### Exercise materials
▶
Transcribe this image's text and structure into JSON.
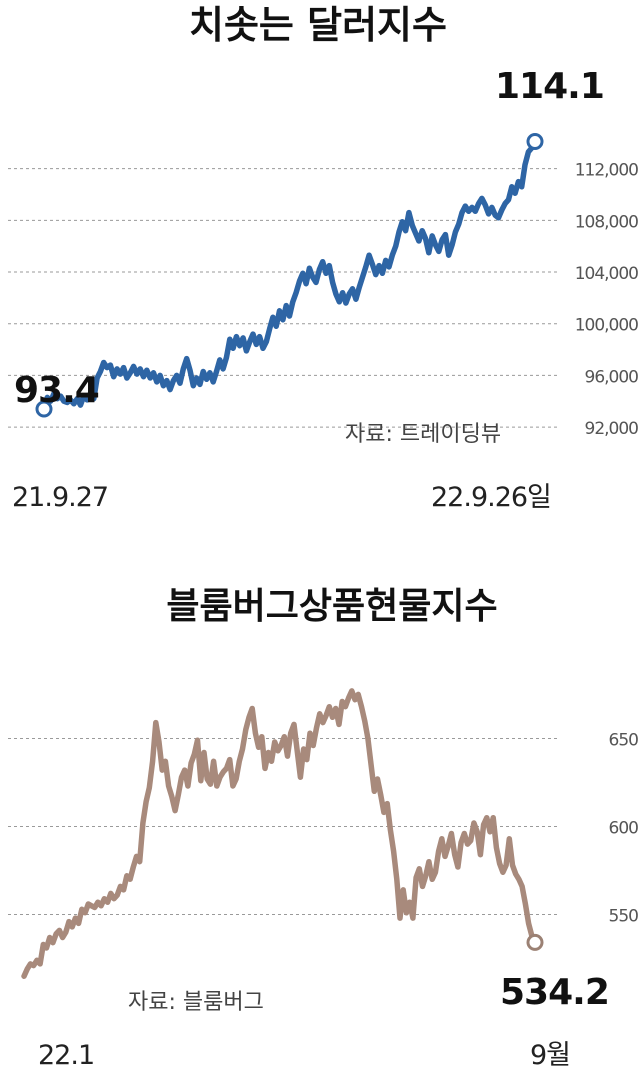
{
  "chart_data": [
    {
      "type": "line",
      "title": "치솟는 달러지수",
      "yticks": [
        "112,000",
        "108,000",
        "104,000",
        "100,000",
        "96,000",
        "92,000"
      ],
      "ytick_values": [
        112,
        108,
        104,
        100,
        96,
        92
      ],
      "ylim": [
        91,
        116
      ],
      "x_start_label": "21.9.27",
      "x_end_label": "22.9.26일",
      "start_value": 93.4,
      "end_value": 114.1,
      "start_label": "93.4",
      "end_label": "114.1",
      "source": "자료: 트레이딩뷰",
      "color": "#2e65a5",
      "series": [
        {
          "values": [
            93.4,
            94.3,
            94.0,
            94.6,
            94.2,
            94.4,
            94.0,
            93.9,
            94.1,
            93.8,
            94.2,
            93.7,
            94.4,
            94.1,
            94.6,
            94.2,
            95.8,
            96.3,
            97.0,
            96.6,
            96.8,
            95.9,
            96.5,
            96.1,
            96.6,
            95.8,
            96.2,
            96.7,
            96.1,
            96.5,
            95.9,
            96.4,
            95.8,
            96.2,
            95.5,
            96.0,
            95.2,
            95.6,
            94.9,
            95.6,
            96.0,
            95.4,
            96.5,
            97.3,
            96.4,
            95.2,
            95.8,
            95.3,
            96.3,
            95.7,
            96.2,
            95.5,
            96.3,
            97.2,
            96.5,
            97.4,
            98.8,
            98.1,
            99.0,
            98.3,
            98.9,
            97.9,
            98.6,
            99.2,
            98.4,
            99.0,
            98.1,
            98.6,
            99.6,
            100.5,
            99.8,
            101.0,
            100.3,
            101.4,
            100.6,
            101.7,
            102.4,
            103.3,
            103.9,
            103.1,
            104.3,
            103.6,
            103.2,
            104.2,
            104.8,
            103.9,
            104.5,
            103.2,
            102.3,
            101.7,
            102.4,
            101.6,
            102.3,
            102.7,
            101.9,
            102.8,
            103.6,
            104.4,
            105.3,
            104.6,
            103.8,
            104.5,
            103.9,
            104.9,
            104.4,
            105.3,
            106.0,
            107.1,
            107.9,
            107.2,
            108.6,
            107.6,
            107.0,
            106.4,
            107.2,
            106.6,
            105.5,
            106.8,
            106.1,
            105.6,
            106.5,
            106.9,
            105.3,
            106.1,
            107.1,
            107.7,
            108.6,
            109.1,
            108.7,
            109.0,
            108.7,
            109.3,
            109.7,
            109.2,
            108.5,
            109.0,
            108.4,
            108.2,
            108.8,
            109.3,
            109.6,
            110.6,
            110.1,
            111.0,
            110.6,
            112.3,
            113.3,
            113.6,
            114.1
          ]
        }
      ]
    },
    {
      "type": "line",
      "title": "블룸버그상품현물지수",
      "yticks": [
        "650",
        "600",
        "550"
      ],
      "ytick_values": [
        650,
        600,
        550
      ],
      "ylim": [
        510,
        690
      ],
      "x_start_label": "22.1",
      "x_end_label": "9월",
      "end_value": 534.2,
      "end_label": "534.2",
      "source": "자료: 블룸버그",
      "color": "#a88a7c",
      "series": [
        {
          "values": [
            515,
            519,
            522,
            521,
            524,
            522,
            533,
            531,
            537,
            534,
            539,
            541,
            537,
            540,
            546,
            543,
            548,
            545,
            553,
            551,
            556,
            555,
            554,
            557,
            555,
            559,
            557,
            562,
            559,
            561,
            566,
            564,
            572,
            570,
            577,
            583,
            580,
            602,
            614,
            622,
            637,
            659,
            648,
            632,
            637,
            623,
            617,
            609,
            618,
            628,
            632,
            623,
            636,
            641,
            649,
            626,
            642,
            627,
            624,
            637,
            623,
            628,
            631,
            633,
            638,
            623,
            627,
            637,
            644,
            655,
            662,
            667,
            653,
            645,
            651,
            633,
            642,
            637,
            648,
            643,
            646,
            651,
            640,
            653,
            658,
            643,
            628,
            644,
            638,
            653,
            646,
            656,
            664,
            659,
            663,
            668,
            662,
            667,
            658,
            671,
            668,
            673,
            677,
            672,
            675,
            668,
            660,
            650,
            635,
            620,
            627,
            618,
            608,
            613,
            598,
            586,
            570,
            548,
            564,
            551,
            557,
            548,
            571,
            576,
            566,
            572,
            580,
            570,
            574,
            586,
            593,
            583,
            589,
            596,
            584,
            577,
            591,
            596,
            590,
            592,
            602,
            597,
            584,
            601,
            605,
            597,
            605,
            588,
            579,
            574,
            578,
            593,
            578,
            573,
            570,
            566,
            556,
            545,
            538,
            534.2
          ]
        }
      ]
    }
  ]
}
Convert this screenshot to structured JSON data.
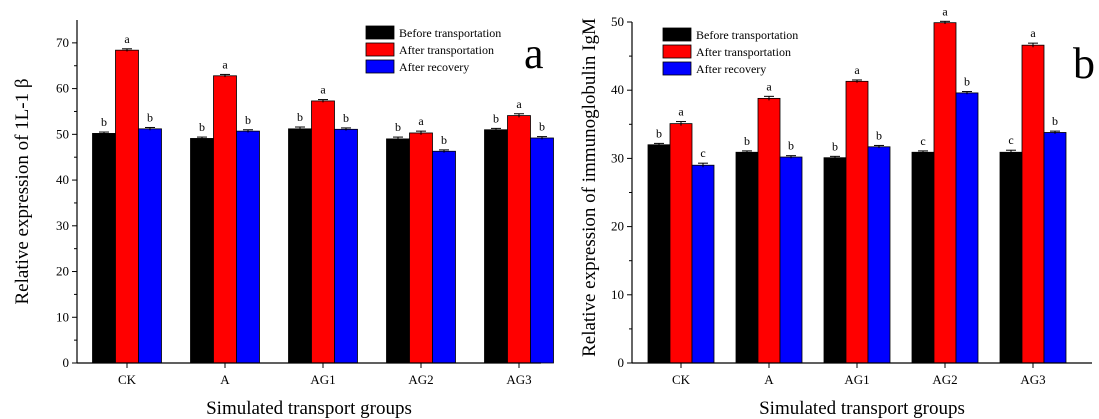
{
  "chart_data": [
    {
      "type": "bar",
      "panel_label": "a",
      "categories": [
        "CK",
        "A",
        "AG1",
        "AG2",
        "AG3"
      ],
      "series": [
        {
          "name": "Before transportation",
          "color": "#000000",
          "values": [
            50.2,
            49.1,
            51.2,
            49.0,
            51.0
          ],
          "errors": [
            0.3,
            0.3,
            0.4,
            0.4,
            0.3
          ],
          "labels": [
            "b",
            "b",
            "b",
            "b",
            "b"
          ]
        },
        {
          "name": "After transportation",
          "color": "#ff0000",
          "values": [
            68.4,
            62.8,
            57.3,
            50.3,
            54.1
          ],
          "errors": [
            0.3,
            0.3,
            0.3,
            0.4,
            0.4
          ],
          "labels": [
            "a",
            "a",
            "a",
            "a",
            "a"
          ]
        },
        {
          "name": "After recovery",
          "color": "#0000ff",
          "values": [
            51.2,
            50.7,
            51.1,
            46.3,
            49.2
          ],
          "errors": [
            0.3,
            0.3,
            0.3,
            0.3,
            0.3
          ],
          "labels": [
            "b",
            "b",
            "b",
            "b",
            "b"
          ]
        }
      ],
      "xlabel": "Simulated transport groups",
      "ylabel": "Relative expression of 1L-1 β",
      "ylim": [
        0,
        75
      ],
      "yticks": [
        0,
        10,
        20,
        30,
        40,
        50,
        60,
        70
      ],
      "grid": false,
      "legend": "top-right"
    },
    {
      "type": "bar",
      "panel_label": "b",
      "categories": [
        "CK",
        "A",
        "AG1",
        "AG2",
        "AG3"
      ],
      "series": [
        {
          "name": "Before transportation",
          "color": "#000000",
          "values": [
            32.0,
            30.9,
            30.1,
            30.9,
            30.9
          ],
          "errors": [
            0.2,
            0.2,
            0.2,
            0.2,
            0.3
          ],
          "labels": [
            "b",
            "b",
            "b",
            "c",
            "c"
          ]
        },
        {
          "name": "After transportation",
          "color": "#ff0000",
          "values": [
            35.1,
            38.8,
            41.3,
            49.9,
            46.6
          ],
          "errors": [
            0.3,
            0.3,
            0.2,
            0.2,
            0.3
          ],
          "labels": [
            "a",
            "a",
            "a",
            "a",
            "a"
          ]
        },
        {
          "name": "After recovery",
          "color": "#0000ff",
          "values": [
            29.0,
            30.2,
            31.7,
            39.6,
            33.8
          ],
          "errors": [
            0.3,
            0.2,
            0.2,
            0.2,
            0.2
          ],
          "labels": [
            "c",
            "b",
            "b",
            "b",
            "b"
          ]
        }
      ],
      "xlabel": "Simulated transport groups",
      "ylabel": "Relative expression of immunoglobulin IgM",
      "ylim": [
        0,
        50
      ],
      "yticks": [
        0,
        10,
        20,
        30,
        40,
        50
      ],
      "grid": false,
      "legend": "top-left"
    }
  ]
}
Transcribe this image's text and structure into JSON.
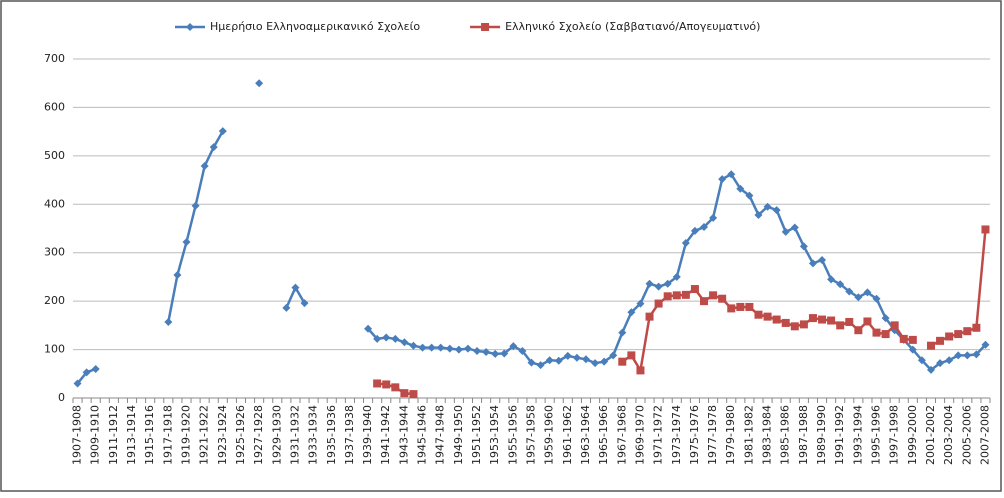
{
  "chart_data": {
    "type": "line",
    "categories": [
      "1907-1908",
      null,
      "1909-1910",
      null,
      "1911-1912",
      null,
      "1913-1914",
      null,
      "1915-1916",
      null,
      "1917-1918",
      null,
      "1919-1920",
      null,
      "1921-1922",
      null,
      "1923-1924",
      null,
      "1925-1926",
      null,
      "1927-1928",
      null,
      "1929-1930",
      null,
      "1931-1932",
      null,
      "1933-1934",
      null,
      "1935-1936",
      null,
      "1937-1938",
      null,
      "1939-1940",
      null,
      "1941-1942",
      null,
      "1943-1944",
      null,
      "1945-1946",
      null,
      "1947-1948",
      null,
      "1949-1950",
      null,
      "1951-1952",
      null,
      "1953-1954",
      null,
      "1955-1956",
      null,
      "1957-1958",
      null,
      "1959-1960",
      null,
      "1961-1962",
      null,
      "1963-1964",
      null,
      "1965-1966",
      null,
      "1967-1968",
      null,
      "1969-1970",
      null,
      "1971-1972",
      null,
      "1973-1974",
      null,
      "1975-1976",
      null,
      "1977-1978",
      null,
      "1979-1980",
      null,
      "1981-1982",
      null,
      "1983-1984",
      null,
      "1985-1986",
      null,
      "1987-1988",
      null,
      "1989-1990",
      null,
      "1991-1992",
      null,
      "1993-1994",
      null,
      "1995-1996",
      null,
      "1997-1998",
      null,
      "1999-2000",
      null,
      "2001-2002",
      null,
      "2003-2004",
      null,
      "2005-2006",
      null,
      "2007-2008"
    ],
    "series": [
      {
        "name": "Ημερήσιο Ελληνοαμερικανικό Σχολείο",
        "color": "#4a7ebb",
        "marker": "diamond",
        "values": [
          30,
          53,
          60,
          null,
          null,
          null,
          null,
          null,
          null,
          null,
          157,
          254,
          322,
          397,
          479,
          518,
          551,
          null,
          null,
          null,
          650,
          null,
          null,
          186,
          228,
          196,
          null,
          null,
          null,
          null,
          null,
          null,
          143,
          122,
          125,
          122,
          115,
          108,
          104,
          104,
          104,
          102,
          100,
          102,
          97,
          95,
          91,
          92,
          107,
          97,
          73,
          68,
          78,
          77,
          87,
          83,
          80,
          72,
          75,
          88,
          135,
          177,
          195,
          236,
          230,
          236,
          250,
          320,
          345,
          353,
          372,
          452,
          462,
          432,
          418,
          378,
          395,
          388,
          343,
          352,
          313,
          278,
          285,
          245,
          235,
          220,
          208,
          218,
          205,
          165,
          140,
          120,
          100,
          78,
          58,
          72,
          78,
          88,
          88,
          90,
          110
        ]
      },
      {
        "name": "Ελληνικό Σχολείο (Σαββατιανό/Απογευματινό)",
        "color": "#be4b48",
        "marker": "square",
        "values": [
          null,
          null,
          null,
          null,
          null,
          null,
          null,
          null,
          null,
          null,
          null,
          null,
          null,
          null,
          null,
          null,
          null,
          null,
          null,
          null,
          null,
          null,
          null,
          null,
          null,
          null,
          null,
          null,
          null,
          null,
          null,
          null,
          null,
          30,
          28,
          22,
          10,
          8,
          null,
          null,
          null,
          null,
          null,
          null,
          null,
          null,
          null,
          null,
          null,
          null,
          null,
          null,
          null,
          null,
          null,
          null,
          null,
          null,
          null,
          null,
          75,
          88,
          57,
          168,
          195,
          210,
          212,
          213,
          225,
          200,
          212,
          205,
          185,
          188,
          188,
          172,
          168,
          162,
          155,
          148,
          152,
          165,
          162,
          160,
          150,
          157,
          140,
          158,
          135,
          132,
          150,
          122,
          120,
          null,
          108,
          118,
          127,
          132,
          138,
          145,
          348
        ]
      }
    ],
    "ylim": [
      0,
      700
    ],
    "yticks": [
      0,
      100,
      200,
      300,
      400,
      500,
      600,
      700
    ],
    "grid": true,
    "legend": "top"
  }
}
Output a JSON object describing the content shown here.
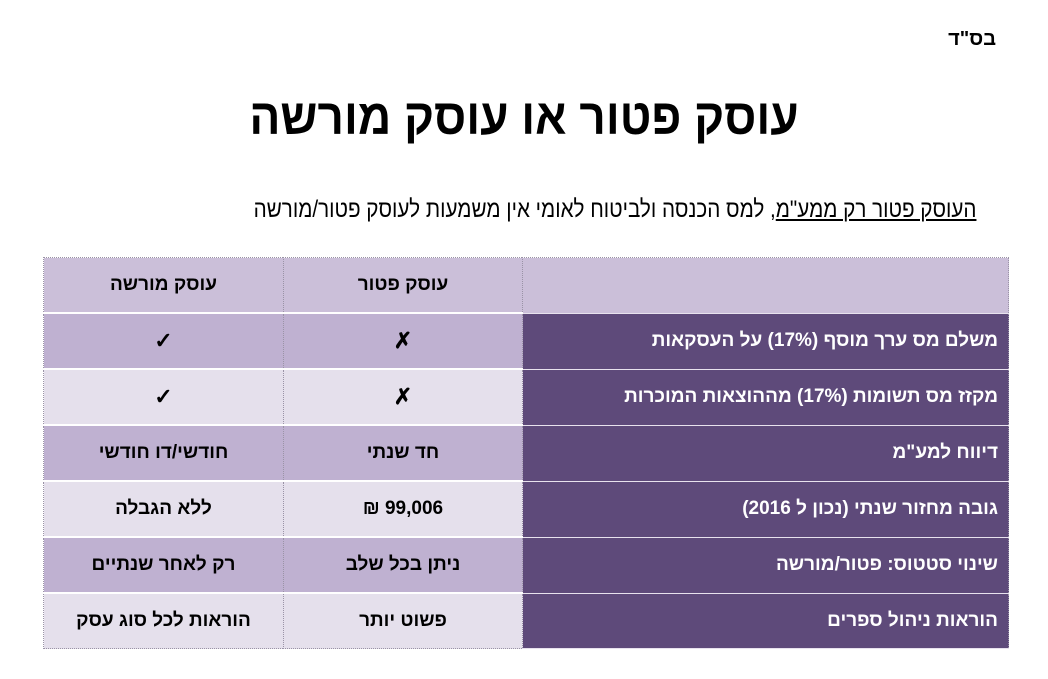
{
  "header_mark": "בס\"ד",
  "title": "עוסק פטור או עוסק מורשה",
  "subtitle": {
    "underlined": "העוסק פטור רק ממע\"מ",
    "rest": ", למס הכנסה ולביטוח לאומי אין משמעות לעוסק פטור/מורשה"
  },
  "table": {
    "columns": [
      "",
      "עוסק פטור",
      "עוסק מורשה"
    ],
    "rows": [
      {
        "label": "משלם מס ערך מוסף (17%) על העסקאות",
        "exempt": "✗",
        "licensed": "✓"
      },
      {
        "label": "מקזז מס תשומות (17%) מההוצאות המוכרות",
        "exempt": "✗",
        "licensed": "✓"
      },
      {
        "label": "דיווח למע\"מ",
        "exempt": "חד שנתי",
        "licensed": "חודשי/דו חודשי"
      },
      {
        "label": "גובה מחזור שנתי (נכון ל 2016)",
        "exempt": "99,006 ₪",
        "licensed": "ללא הגבלה"
      },
      {
        "label": "שינוי סטטוס: פטור/מורשה",
        "exempt": "ניתן בכל שלב",
        "licensed": "רק לאחר שנתיים"
      },
      {
        "label": "הוראות ניהול ספרים",
        "exempt": "פשוט יותר",
        "licensed": "הוראות לכל סוג עסק"
      }
    ]
  },
  "colors": {
    "label_bg": "#5e4a7a",
    "header_bg": "#cbbfd9",
    "row_dark": "#bfb1d1",
    "row_light": "#e5e0ec"
  }
}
◀
### Required task
Which lines of the data include "Relative"? Copy each of them.

### Complete response
      "ylabel": "Relative expression of 1L-1 β",
      "ylabel": "Relative expression of immunoglobulin IgM",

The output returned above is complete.